===== Task inputs =====

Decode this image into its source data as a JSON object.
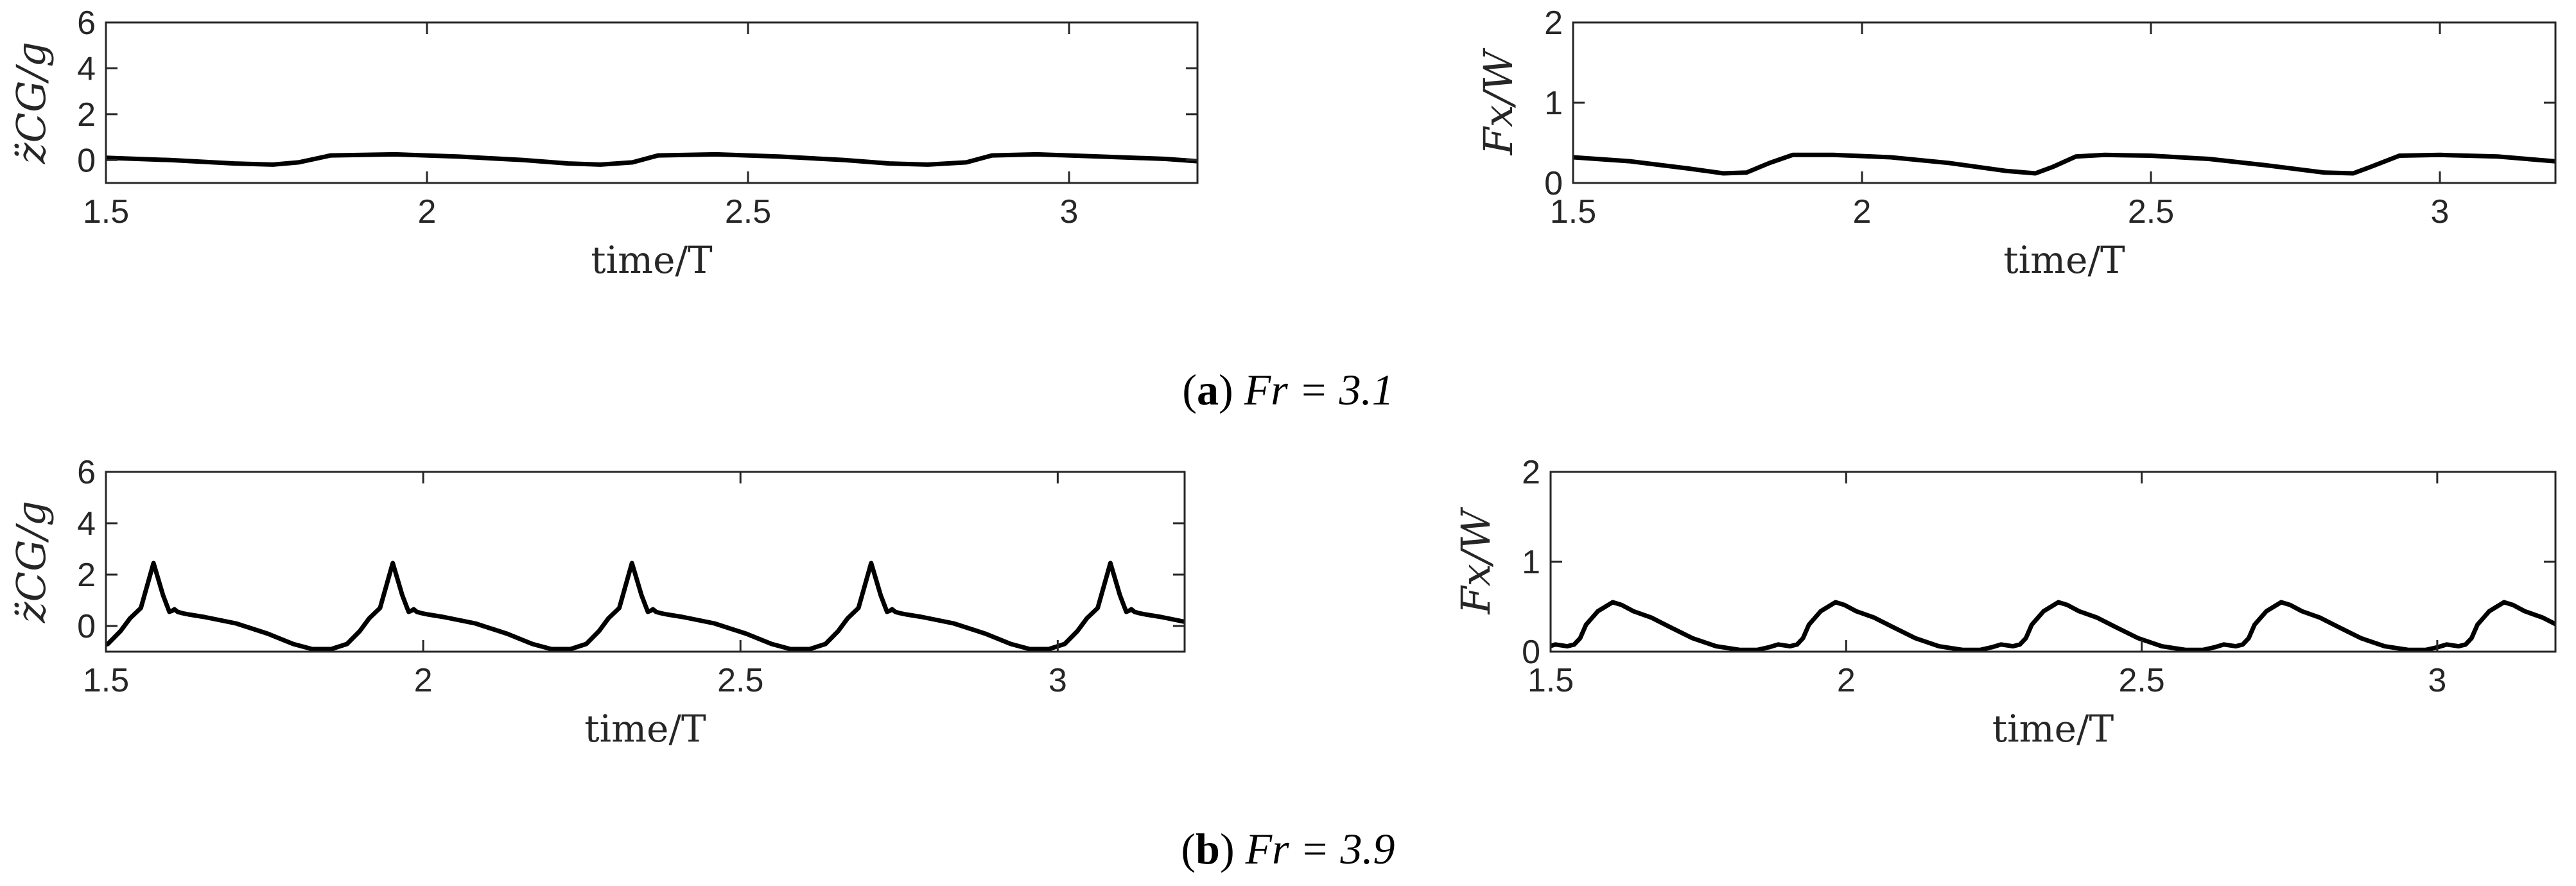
{
  "figure": {
    "caption_a": {
      "open": "(",
      "letter": "a",
      "close": ")",
      "text": "Fr = 3.1"
    },
    "caption_b": {
      "open": "(",
      "letter": "b",
      "close": ")",
      "text": "Fr = 3.9"
    }
  },
  "chart_data": [
    {
      "id": "a-acc",
      "type": "line",
      "xlabel": "time/T",
      "ylabel": "z̈CG/g",
      "xlim": [
        1.5,
        3.2
      ],
      "ylim": [
        -1,
        6
      ],
      "xticks": [
        1.5,
        2,
        2.5,
        3
      ],
      "xtick_labels": [
        "1.5",
        "2",
        "2.5",
        "3"
      ],
      "yticks": [
        0,
        2,
        4,
        6
      ],
      "ytick_labels": [
        "0",
        "2",
        "4",
        "6"
      ],
      "grid": false,
      "series": [
        {
          "x": [
            1.5,
            1.6,
            1.7,
            1.76,
            1.8,
            1.85,
            1.95,
            2.05,
            2.15,
            2.22,
            2.27,
            2.32,
            2.36,
            2.45,
            2.55,
            2.65,
            2.72,
            2.78,
            2.84,
            2.88,
            2.95,
            3.05,
            3.15,
            3.2
          ],
          "y": [
            0.1,
            0.0,
            -0.15,
            -0.2,
            -0.1,
            0.2,
            0.25,
            0.15,
            0.0,
            -0.15,
            -0.2,
            -0.1,
            0.2,
            0.25,
            0.15,
            0.0,
            -0.15,
            -0.2,
            -0.1,
            0.2,
            0.25,
            0.15,
            0.05,
            -0.05
          ]
        }
      ]
    },
    {
      "id": "a-force",
      "type": "line",
      "xlabel": "time/T",
      "ylabel": "Fx/W",
      "xlim": [
        1.5,
        3.2
      ],
      "ylim": [
        0,
        2
      ],
      "xticks": [
        1.5,
        2,
        2.5,
        3
      ],
      "xtick_labels": [
        "1.5",
        "2",
        "2.5",
        "3"
      ],
      "yticks": [
        0,
        1,
        2
      ],
      "ytick_labels": [
        "0",
        "1",
        "2"
      ],
      "grid": false,
      "series": [
        {
          "x": [
            1.5,
            1.6,
            1.7,
            1.76,
            1.8,
            1.84,
            1.88,
            1.95,
            2.05,
            2.15,
            2.25,
            2.3,
            2.33,
            2.37,
            2.42,
            2.5,
            2.6,
            2.7,
            2.8,
            2.85,
            2.88,
            2.93,
            3.0,
            3.1,
            3.2
          ],
          "y": [
            0.32,
            0.27,
            0.18,
            0.12,
            0.13,
            0.25,
            0.35,
            0.35,
            0.32,
            0.25,
            0.15,
            0.12,
            0.2,
            0.33,
            0.35,
            0.34,
            0.3,
            0.22,
            0.13,
            0.12,
            0.2,
            0.34,
            0.35,
            0.33,
            0.27
          ]
        }
      ]
    },
    {
      "id": "b-acc",
      "type": "line",
      "xlabel": "time/T",
      "ylabel": "z̈CG/g",
      "xlim": [
        1.5,
        3.2
      ],
      "ylim": [
        -1,
        6
      ],
      "xticks": [
        1.5,
        2,
        2.5,
        3
      ],
      "xtick_labels": [
        "1.5",
        "2",
        "2.5",
        "3"
      ],
      "yticks": [
        0,
        2,
        4,
        6
      ],
      "ytick_labels": [
        "0",
        "2",
        "4",
        "6"
      ],
      "grid": false,
      "period": 0.377,
      "cycle_starts": [
        1.178,
        1.555,
        1.932,
        2.309,
        2.686,
        3.063
      ],
      "cycle_shape": {
        "dt": [
          0.0,
          0.02,
          0.035,
          0.045,
          0.05,
          0.053,
          0.058,
          0.065,
          0.075,
          0.1,
          0.15,
          0.2,
          0.24,
          0.27,
          0.3,
          0.325,
          0.345,
          0.36,
          0.377
        ],
        "y": [
          0.7,
          2.45,
          1.2,
          0.55,
          0.6,
          0.65,
          0.55,
          0.5,
          0.45,
          0.35,
          0.1,
          -0.3,
          -0.7,
          -0.9,
          -0.9,
          -0.7,
          -0.2,
          0.3,
          0.7
        ]
      }
    },
    {
      "id": "b-force",
      "type": "line",
      "xlabel": "time/T",
      "ylabel": "Fx/W",
      "xlim": [
        1.5,
        3.2
      ],
      "ylim": [
        0,
        2
      ],
      "xticks": [
        1.5,
        2,
        2.5,
        3
      ],
      "xtick_labels": [
        "1.5",
        "2",
        "2.5",
        "3"
      ],
      "yticks": [
        0,
        1,
        2
      ],
      "ytick_labels": [
        "0",
        "1",
        "2"
      ],
      "grid": false,
      "period": 0.377,
      "cycle_starts": [
        1.163,
        1.54,
        1.917,
        2.294,
        2.671,
        3.048
      ],
      "cycle_shape": {
        "dt": [
          0.0,
          0.01,
          0.02,
          0.04,
          0.065,
          0.08,
          0.1,
          0.13,
          0.16,
          0.2,
          0.24,
          0.28,
          0.31,
          0.33,
          0.345,
          0.355,
          0.365,
          0.377
        ],
        "y": [
          0.08,
          0.15,
          0.3,
          0.45,
          0.55,
          0.52,
          0.45,
          0.38,
          0.28,
          0.15,
          0.06,
          0.02,
          0.02,
          0.05,
          0.08,
          0.07,
          0.06,
          0.08
        ]
      }
    }
  ]
}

=====

• [Exercise objective]:
Your copy should hold every record word for word and none of the pictures.

• [Complete output]:
Decode this image into its source data as a JSON object.
{
  "figure": {
    "caption_a": {
      "open": "(",
      "letter": "a",
      "close": ")",
      "text": "Fr = 3.1"
    },
    "caption_b": {
      "open": "(",
      "letter": "b",
      "close": ")",
      "text": "Fr = 3.9"
    }
  },
  "chart_data": [
    {
      "id": "a-acc",
      "type": "line",
      "xlabel": "time/T",
      "ylabel": "z̈CG/g",
      "xlim": [
        1.5,
        3.2
      ],
      "ylim": [
        -1,
        6
      ],
      "xticks": [
        1.5,
        2,
        2.5,
        3
      ],
      "xtick_labels": [
        "1.5",
        "2",
        "2.5",
        "3"
      ],
      "yticks": [
        0,
        2,
        4,
        6
      ],
      "ytick_labels": [
        "0",
        "2",
        "4",
        "6"
      ],
      "grid": false,
      "series": [
        {
          "x": [
            1.5,
            1.6,
            1.7,
            1.76,
            1.8,
            1.85,
            1.95,
            2.05,
            2.15,
            2.22,
            2.27,
            2.32,
            2.36,
            2.45,
            2.55,
            2.65,
            2.72,
            2.78,
            2.84,
            2.88,
            2.95,
            3.05,
            3.15,
            3.2
          ],
          "y": [
            0.1,
            0.0,
            -0.15,
            -0.2,
            -0.1,
            0.2,
            0.25,
            0.15,
            0.0,
            -0.15,
            -0.2,
            -0.1,
            0.2,
            0.25,
            0.15,
            0.0,
            -0.15,
            -0.2,
            -0.1,
            0.2,
            0.25,
            0.15,
            0.05,
            -0.05
          ]
        }
      ]
    },
    {
      "id": "a-force",
      "type": "line",
      "xlabel": "time/T",
      "ylabel": "Fx/W",
      "xlim": [
        1.5,
        3.2
      ],
      "ylim": [
        0,
        2
      ],
      "xticks": [
        1.5,
        2,
        2.5,
        3
      ],
      "xtick_labels": [
        "1.5",
        "2",
        "2.5",
        "3"
      ],
      "yticks": [
        0,
        1,
        2
      ],
      "ytick_labels": [
        "0",
        "1",
        "2"
      ],
      "grid": false,
      "series": [
        {
          "x": [
            1.5,
            1.6,
            1.7,
            1.76,
            1.8,
            1.84,
            1.88,
            1.95,
            2.05,
            2.15,
            2.25,
            2.3,
            2.33,
            2.37,
            2.42,
            2.5,
            2.6,
            2.7,
            2.8,
            2.85,
            2.88,
            2.93,
            3.0,
            3.1,
            3.2
          ],
          "y": [
            0.32,
            0.27,
            0.18,
            0.12,
            0.13,
            0.25,
            0.35,
            0.35,
            0.32,
            0.25,
            0.15,
            0.12,
            0.2,
            0.33,
            0.35,
            0.34,
            0.3,
            0.22,
            0.13,
            0.12,
            0.2,
            0.34,
            0.35,
            0.33,
            0.27
          ]
        }
      ]
    },
    {
      "id": "b-acc",
      "type": "line",
      "xlabel": "time/T",
      "ylabel": "z̈CG/g",
      "xlim": [
        1.5,
        3.2
      ],
      "ylim": [
        -1,
        6
      ],
      "xticks": [
        1.5,
        2,
        2.5,
        3
      ],
      "xtick_labels": [
        "1.5",
        "2",
        "2.5",
        "3"
      ],
      "yticks": [
        0,
        2,
        4,
        6
      ],
      "ytick_labels": [
        "0",
        "2",
        "4",
        "6"
      ],
      "grid": false,
      "period": 0.377,
      "cycle_starts": [
        1.178,
        1.555,
        1.932,
        2.309,
        2.686,
        3.063
      ],
      "cycle_shape": {
        "dt": [
          0.0,
          0.02,
          0.035,
          0.045,
          0.05,
          0.053,
          0.058,
          0.065,
          0.075,
          0.1,
          0.15,
          0.2,
          0.24,
          0.27,
          0.3,
          0.325,
          0.345,
          0.36,
          0.377
        ],
        "y": [
          0.7,
          2.45,
          1.2,
          0.55,
          0.6,
          0.65,
          0.55,
          0.5,
          0.45,
          0.35,
          0.1,
          -0.3,
          -0.7,
          -0.9,
          -0.9,
          -0.7,
          -0.2,
          0.3,
          0.7
        ]
      }
    },
    {
      "id": "b-force",
      "type": "line",
      "xlabel": "time/T",
      "ylabel": "Fx/W",
      "xlim": [
        1.5,
        3.2
      ],
      "ylim": [
        0,
        2
      ],
      "xticks": [
        1.5,
        2,
        2.5,
        3
      ],
      "xtick_labels": [
        "1.5",
        "2",
        "2.5",
        "3"
      ],
      "yticks": [
        0,
        1,
        2
      ],
      "ytick_labels": [
        "0",
        "1",
        "2"
      ],
      "grid": false,
      "period": 0.377,
      "cycle_starts": [
        1.163,
        1.54,
        1.917,
        2.294,
        2.671,
        3.048
      ],
      "cycle_shape": {
        "dt": [
          0.0,
          0.01,
          0.02,
          0.04,
          0.065,
          0.08,
          0.1,
          0.13,
          0.16,
          0.2,
          0.24,
          0.28,
          0.31,
          0.33,
          0.345,
          0.355,
          0.365,
          0.377
        ],
        "y": [
          0.08,
          0.15,
          0.3,
          0.45,
          0.55,
          0.52,
          0.45,
          0.38,
          0.28,
          0.15,
          0.06,
          0.02,
          0.02,
          0.05,
          0.08,
          0.07,
          0.06,
          0.08
        ]
      }
    }
  ]
}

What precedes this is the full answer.